WHAT THE TASK ASKS
Pull out every line below that holds the word "Mittel".

SUPPLIED MATERIAL
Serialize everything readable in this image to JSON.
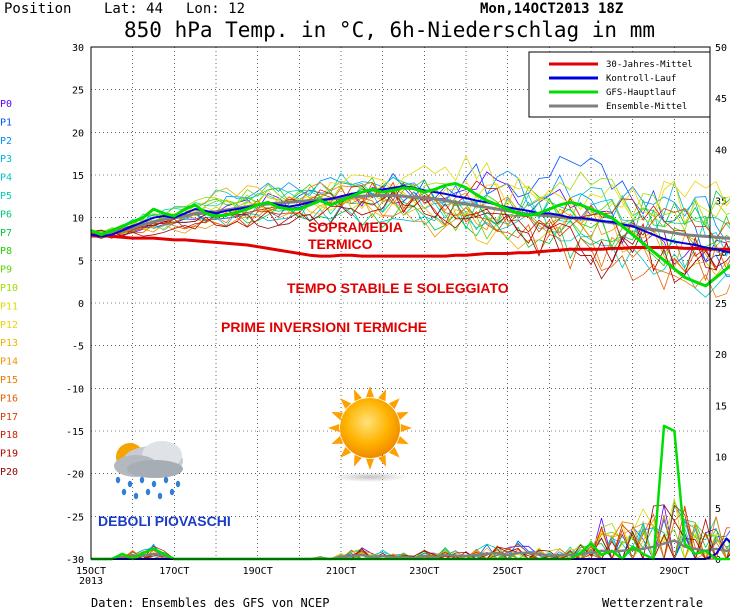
{
  "header": {
    "position_label": "Position",
    "lat_label": "Lat: 44",
    "lon_label": "Lon: 12",
    "date": "Mon,14OCT2013 18Z",
    "title": "850 hPa Temp. in °C, 6h-Niederschlag in mm"
  },
  "footer": {
    "source": "Daten: Ensembles des GFS von NCEP",
    "brand": "Wetterzentrale"
  },
  "chart_data": {
    "type": "line",
    "x_ticks": [
      "15OCT",
      "17OCT",
      "19OCT",
      "21OCT",
      "23OCT",
      "25OCT",
      "27OCT",
      "29OCT"
    ],
    "x_year": "2013",
    "left_axis": {
      "label": "",
      "range": [
        -30,
        30
      ],
      "ticks": [
        "30",
        "25",
        "20",
        "15",
        "10",
        "5",
        "0",
        "-5",
        "-10",
        "-15",
        "-20",
        "-25",
        "-30"
      ]
    },
    "right_axis": {
      "label": "",
      "range": [
        0,
        50
      ],
      "ticks": [
        "50",
        "45",
        "40",
        "35",
        "30",
        "25",
        "20",
        "15",
        "10",
        "5",
        "0"
      ]
    },
    "grid": true,
    "legend_position": "top-right",
    "legend": [
      {
        "name": "30-Jahres-Mittel",
        "color": "#e00000"
      },
      {
        "name": "Kontroll-Lauf",
        "color": "#0000dd"
      },
      {
        "name": "GFS-Hauptlauf",
        "color": "#00dd00"
      },
      {
        "name": "Ensemble-Mittel",
        "color": "#808080"
      }
    ],
    "members": [
      {
        "name": "P0",
        "color": "#5a00ff"
      },
      {
        "name": "P1",
        "color": "#0050ff"
      },
      {
        "name": "P2",
        "color": "#0090ff"
      },
      {
        "name": "P3",
        "color": "#00b4e0"
      },
      {
        "name": "P4",
        "color": "#00c8c8"
      },
      {
        "name": "P5",
        "color": "#00d2aa"
      },
      {
        "name": "P6",
        "color": "#00c878"
      },
      {
        "name": "P7",
        "color": "#00c840"
      },
      {
        "name": "P8",
        "color": "#28d200"
      },
      {
        "name": "P9",
        "color": "#64d200"
      },
      {
        "name": "P10",
        "color": "#a0dc00"
      },
      {
        "name": "P11",
        "color": "#dcdc00"
      },
      {
        "name": "P12",
        "color": "#f0d200"
      },
      {
        "name": "P13",
        "color": "#f0b400"
      },
      {
        "name": "P14",
        "color": "#f09600"
      },
      {
        "name": "P15",
        "color": "#f07800"
      },
      {
        "name": "P16",
        "color": "#e65a00"
      },
      {
        "name": "P17",
        "color": "#dc3c00"
      },
      {
        "name": "P18",
        "color": "#c81e00"
      },
      {
        "name": "P19",
        "color": "#b40000"
      },
      {
        "name": "P20",
        "color": "#960000"
      }
    ],
    "x_days": [
      0,
      0.25,
      0.5,
      0.75,
      1,
      1.25,
      1.5,
      1.75,
      2,
      2.25,
      2.5,
      2.75,
      3,
      3.25,
      3.5,
      3.75,
      4,
      4.25,
      4.5,
      4.75,
      5,
      5.25,
      5.5,
      5.75,
      6,
      6.25,
      6.5,
      6.75,
      7,
      7.25,
      7.5,
      7.75,
      8,
      8.25,
      8.5,
      8.75,
      9,
      9.25,
      9.5,
      9.75,
      10,
      10.25,
      10.5,
      10.75,
      11,
      11.25,
      11.5,
      11.75,
      12,
      12.25,
      12.5,
      12.75,
      13,
      13.25,
      13.5,
      13.75,
      14,
      14.25,
      14.5,
      14.75,
      15,
      15.25,
      15.5,
      15.75,
      16
    ],
    "climate_mean": [
      8,
      7.9,
      7.8,
      7.7,
      7.6,
      7.6,
      7.6,
      7.5,
      7.4,
      7.4,
      7.3,
      7.2,
      7.1,
      7,
      6.9,
      6.8,
      6.6,
      6.4,
      6.2,
      6,
      5.8,
      5.6,
      5.5,
      5.5,
      5.6,
      5.6,
      5.5,
      5.5,
      5.5,
      5.5,
      5.5,
      5.5,
      5.5,
      5.5,
      5.5,
      5.6,
      5.6,
      5.7,
      5.8,
      5.8,
      5.8,
      5.9,
      5.9,
      6,
      6.1,
      6.2,
      6.3,
      6.3,
      6.3,
      6.3,
      6.4,
      6.4,
      6.5,
      6.5,
      6.5,
      6.5,
      6.5,
      6.4,
      6.4,
      6.3,
      6.3,
      6.3,
      6.2,
      6.2,
      6.1
    ],
    "gfs_main": [
      8.5,
      8,
      8.5,
      9,
      9.5,
      10,
      11,
      10.5,
      10.2,
      11,
      11.5,
      10.5,
      10.2,
      10.3,
      10.6,
      11,
      11.5,
      11.8,
      11.2,
      11,
      11,
      11.5,
      12,
      11.5,
      12,
      12.5,
      13,
      13.3,
      13,
      13.2,
      13.5,
      13.4,
      13,
      13.3,
      13.8,
      14,
      13.5,
      12.7,
      12,
      11.5,
      11,
      10.5,
      10.3,
      10.5,
      11,
      11.5,
      11.8,
      11.5,
      11,
      10.5,
      10,
      9,
      8,
      7,
      6,
      5,
      4,
      3,
      2.5,
      2,
      3,
      4,
      5,
      5.5,
      6
    ],
    "control_run": [
      8,
      7.8,
      8,
      8.5,
      9,
      9.5,
      10,
      10.2,
      10,
      10.5,
      11,
      10.8,
      10.5,
      10.8,
      11,
      11.2,
      11.5,
      11.8,
      11.5,
      11.3,
      11.5,
      11.8,
      12,
      12.2,
      12.5,
      12.8,
      13,
      13.2,
      13.3,
      13.5,
      13.7,
      13.5,
      13.2,
      13,
      12.8,
      12.5,
      12.3,
      12,
      11.8,
      11.5,
      11.2,
      11,
      10.8,
      10.5,
      10.5,
      10.3,
      10,
      10,
      9.8,
      9.6,
      9.5,
      9.2,
      9,
      8.5,
      8,
      7.5,
      7.2,
      7,
      6.8,
      6.5,
      6.3,
      6,
      5.8,
      5.7,
      5.5
    ],
    "ensemble_mean": [
      8.2,
      8,
      8.2,
      8.5,
      8.8,
      9.2,
      9.5,
      9.8,
      10,
      10.2,
      10.5,
      10.6,
      10.7,
      10.9,
      11.1,
      11.3,
      11.5,
      11.6,
      11.7,
      11.8,
      11.9,
      12,
      12.1,
      12.2,
      12.3,
      12.4,
      12.5,
      12.6,
      12.6,
      12.6,
      12.5,
      12.4,
      12.3,
      12.2,
      12,
      11.8,
      11.6,
      11.4,
      11.2,
      11,
      10.8,
      10.6,
      10.4,
      10.3,
      10.2,
      10.1,
      10,
      9.9,
      9.8,
      9.6,
      9.4,
      9.2,
      9,
      8.8,
      8.6,
      8.4,
      8.2,
      8,
      7.9,
      7.8,
      7.7,
      7.6,
      7.5,
      7.4,
      7.3
    ],
    "precip_gfs_mm": [
      0,
      0,
      0,
      0.5,
      0,
      0.6,
      1,
      0.5,
      0,
      0,
      0,
      0,
      0,
      0,
      0,
      0,
      0,
      0,
      0,
      0,
      0,
      0,
      0,
      0,
      0,
      0,
      0,
      0,
      0,
      0,
      0,
      0,
      0,
      0,
      0,
      0,
      0,
      0,
      0,
      0,
      0,
      0,
      0,
      0,
      0,
      0,
      0,
      0.6,
      1.5,
      0.4,
      0.8,
      0,
      1.2,
      0.5,
      0,
      13,
      12.5,
      1.5,
      0.5,
      0.8,
      0,
      0,
      0,
      0,
      0
    ],
    "precip_control_mm": [
      0,
      0,
      0,
      0,
      0,
      0,
      0,
      0,
      0,
      0,
      0,
      0,
      0,
      0,
      0,
      0,
      0,
      0,
      0,
      0,
      0,
      0,
      0,
      0,
      0,
      0,
      0,
      0,
      0,
      0,
      0,
      0,
      0,
      0,
      0,
      0,
      0,
      0,
      0,
      0,
      0,
      0,
      0,
      0,
      0,
      0,
      0,
      0,
      0,
      0,
      0,
      0,
      0,
      0,
      0,
      0,
      0,
      0,
      0,
      0,
      0.5,
      2,
      1,
      3,
      0.5
    ],
    "precip_mean_mm": [
      0,
      0,
      0,
      0.2,
      0.3,
      0.3,
      0.5,
      0.3,
      0,
      0,
      0,
      0,
      0,
      0,
      0,
      0,
      0,
      0,
      0,
      0,
      0,
      0,
      0.1,
      0,
      0.2,
      0.3,
      0.4,
      0.2,
      0.3,
      0.2,
      0.2,
      0.1,
      0.3,
      0.2,
      0.4,
      0.3,
      0.3,
      0.4,
      0.5,
      0.6,
      0.4,
      0.6,
      0.6,
      0.5,
      0.3,
      0.4,
      0.4,
      0.5,
      0.6,
      0.8,
      0.7,
      0.8,
      0.9,
      1,
      1.2,
      1.5,
      1.8,
      1.2,
      1,
      0.8,
      1,
      0.8,
      0.8,
      0.7,
      0.6
    ]
  },
  "annotations": {
    "sopramedia_1": "SOPRAMEDIA",
    "sopramedia_2": "TERMICO",
    "stabile": "TEMPO STABILE E SOLEGGIATO",
    "inversioni": "PRIME INVERSIONI TERMICHE",
    "piovaschi": "DEBOLI PIOVASCHI",
    "sun_icon": "sun-icon",
    "rain_cloud_icon": "rain-cloud-icon"
  }
}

OUTPUT
        "name": "30-Jahres-Mittel",
        "name": "Ensemble-Mittel",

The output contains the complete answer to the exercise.